▶ Required work: Find every line below where the string "over" shows up, and copy those lines.

[Extracts from a graphics dataset]

┌──

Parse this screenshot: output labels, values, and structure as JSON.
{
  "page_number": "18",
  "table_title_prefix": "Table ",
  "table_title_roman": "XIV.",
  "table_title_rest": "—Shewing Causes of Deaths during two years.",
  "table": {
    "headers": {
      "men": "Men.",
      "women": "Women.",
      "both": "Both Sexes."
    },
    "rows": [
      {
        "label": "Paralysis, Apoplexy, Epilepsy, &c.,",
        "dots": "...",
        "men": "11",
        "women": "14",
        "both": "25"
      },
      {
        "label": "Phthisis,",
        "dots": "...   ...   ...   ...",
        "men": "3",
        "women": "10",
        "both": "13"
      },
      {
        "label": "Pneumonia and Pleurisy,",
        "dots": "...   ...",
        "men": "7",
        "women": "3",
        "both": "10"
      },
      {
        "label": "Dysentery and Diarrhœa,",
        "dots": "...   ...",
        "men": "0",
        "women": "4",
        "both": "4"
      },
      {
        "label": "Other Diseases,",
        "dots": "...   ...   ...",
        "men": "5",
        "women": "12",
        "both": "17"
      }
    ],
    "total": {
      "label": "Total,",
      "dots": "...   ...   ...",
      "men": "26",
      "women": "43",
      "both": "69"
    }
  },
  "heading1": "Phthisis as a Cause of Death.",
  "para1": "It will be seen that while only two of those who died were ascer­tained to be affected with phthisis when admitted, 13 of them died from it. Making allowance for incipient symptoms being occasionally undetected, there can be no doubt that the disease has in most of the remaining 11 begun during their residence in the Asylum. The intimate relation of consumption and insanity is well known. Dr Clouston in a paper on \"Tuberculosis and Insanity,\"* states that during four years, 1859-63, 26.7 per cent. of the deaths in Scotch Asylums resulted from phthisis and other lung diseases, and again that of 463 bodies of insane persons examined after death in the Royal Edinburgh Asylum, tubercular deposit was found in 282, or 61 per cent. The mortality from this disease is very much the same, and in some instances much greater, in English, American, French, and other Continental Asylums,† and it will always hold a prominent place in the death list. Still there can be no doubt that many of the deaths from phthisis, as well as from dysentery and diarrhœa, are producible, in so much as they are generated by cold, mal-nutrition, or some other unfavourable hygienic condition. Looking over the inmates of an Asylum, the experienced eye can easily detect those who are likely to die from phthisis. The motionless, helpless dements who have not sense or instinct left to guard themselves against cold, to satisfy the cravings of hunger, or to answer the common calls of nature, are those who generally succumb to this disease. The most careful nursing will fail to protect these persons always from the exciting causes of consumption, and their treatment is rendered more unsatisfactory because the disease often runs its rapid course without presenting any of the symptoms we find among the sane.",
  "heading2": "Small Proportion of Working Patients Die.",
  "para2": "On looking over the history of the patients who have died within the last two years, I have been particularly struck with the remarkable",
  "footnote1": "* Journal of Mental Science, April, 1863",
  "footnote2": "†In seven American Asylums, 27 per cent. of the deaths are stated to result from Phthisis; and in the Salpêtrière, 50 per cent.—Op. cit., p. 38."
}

└──

▶ Solution to this exercise:
  "para1": "It will be seen that while only two of those who died were ascer­tained to be affected with phthisis when admitted, 13 of them died from it. Making allowance for incipient symptoms being occasionally undetected, there can be no doubt that the disease has in most of the remaining 11 begun during their residence in the Asylum. The intimate relation of consumption and insanity is well known. Dr Clouston in a paper on \"Tuberculosis and Insanity,\"* states that during four years, 1859-63, 26.7 per cent. of the deaths in Scotch Asylums resulted from phthisis and other lung diseases, and again that of 463 bodies of insane persons examined after death in the Royal Edinburgh Asylum, tubercular deposit was found in 282, or 61 per cent. The mortality from this disease is very much the same, and in some instances much greater, in English, American, French, and other Continental Asylums,† and it will always hold a prominent place in the death list. Still there can be no doubt that many of the deaths from phthisis, as well as from dysentery and diarrhœa, are producible, in so much as they are generated by cold, mal-nutrition, or some other unfavourable hygienic condition. Looking over the inmates of an Asylum, the experienced eye can easily detect those who are likely to die from phthisis. The motionless, helpless dements who have not sense or instinct left to guard themselves against cold, to satisfy the cravings of hunger, or to answer the common calls of nature, are those who generally succumb to this disease. The most careful nursing will fail to protect these persons always from the exciting causes of consumption, and their treatment is rendered more unsatisfactory because the disease often runs its rapid course without presenting any of the symptoms we find among the sane.",
  "para2": "On looking over the history of the patients who have died within the last two years, I have been particularly struck with the remarkable",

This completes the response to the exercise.